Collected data
————

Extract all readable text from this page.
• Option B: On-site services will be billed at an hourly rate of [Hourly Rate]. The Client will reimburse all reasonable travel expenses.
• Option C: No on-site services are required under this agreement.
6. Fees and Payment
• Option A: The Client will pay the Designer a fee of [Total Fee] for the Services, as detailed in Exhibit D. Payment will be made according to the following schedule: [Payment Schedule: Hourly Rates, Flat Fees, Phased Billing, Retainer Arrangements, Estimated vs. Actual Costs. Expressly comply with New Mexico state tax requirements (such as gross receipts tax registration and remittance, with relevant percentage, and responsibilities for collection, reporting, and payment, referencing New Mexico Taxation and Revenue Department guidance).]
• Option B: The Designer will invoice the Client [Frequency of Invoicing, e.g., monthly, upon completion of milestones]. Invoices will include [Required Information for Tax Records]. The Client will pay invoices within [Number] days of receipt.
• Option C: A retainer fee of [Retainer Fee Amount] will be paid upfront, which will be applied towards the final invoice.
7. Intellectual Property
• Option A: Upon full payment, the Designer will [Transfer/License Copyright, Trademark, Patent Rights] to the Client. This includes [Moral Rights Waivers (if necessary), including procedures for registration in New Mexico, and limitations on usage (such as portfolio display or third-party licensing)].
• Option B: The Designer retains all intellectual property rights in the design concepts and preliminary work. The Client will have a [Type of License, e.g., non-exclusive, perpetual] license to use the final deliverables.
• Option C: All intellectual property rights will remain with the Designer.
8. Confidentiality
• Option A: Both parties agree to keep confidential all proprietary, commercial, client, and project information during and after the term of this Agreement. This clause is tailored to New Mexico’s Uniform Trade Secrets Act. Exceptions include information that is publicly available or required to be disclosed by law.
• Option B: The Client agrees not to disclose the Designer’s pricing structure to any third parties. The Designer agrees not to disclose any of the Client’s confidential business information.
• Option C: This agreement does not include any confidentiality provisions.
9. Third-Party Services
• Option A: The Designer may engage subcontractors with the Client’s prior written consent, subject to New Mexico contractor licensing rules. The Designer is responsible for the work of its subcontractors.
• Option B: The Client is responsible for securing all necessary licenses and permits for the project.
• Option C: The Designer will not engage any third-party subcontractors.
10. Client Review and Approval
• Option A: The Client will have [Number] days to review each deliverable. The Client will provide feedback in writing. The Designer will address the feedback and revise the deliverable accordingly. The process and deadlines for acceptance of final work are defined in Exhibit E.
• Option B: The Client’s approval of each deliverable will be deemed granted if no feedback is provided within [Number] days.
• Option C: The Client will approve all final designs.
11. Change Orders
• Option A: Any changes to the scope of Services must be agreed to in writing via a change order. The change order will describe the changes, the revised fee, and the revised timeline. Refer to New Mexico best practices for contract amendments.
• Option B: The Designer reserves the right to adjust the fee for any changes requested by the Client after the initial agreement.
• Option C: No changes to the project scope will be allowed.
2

————

__PROBLEM REQUIREMENTS__
Go through the material line by line. Show each line that contains the string "have".

__PROBLEM SOLUTION__
• Option B: The Designer retains all intellectual property rights in the design concepts and preliminary work. The Client will have a [Type of License, e.g., non-exclusive, perpetual] license to use the final deliverables.
• Option A: The Client will have [Number] days to review each deliverable. The Client will provide feedback in writing. The Designer will address the feedback and revise the deliverable accordingly. The process and deadlines for acceptance of final work are defined in Exhibit E.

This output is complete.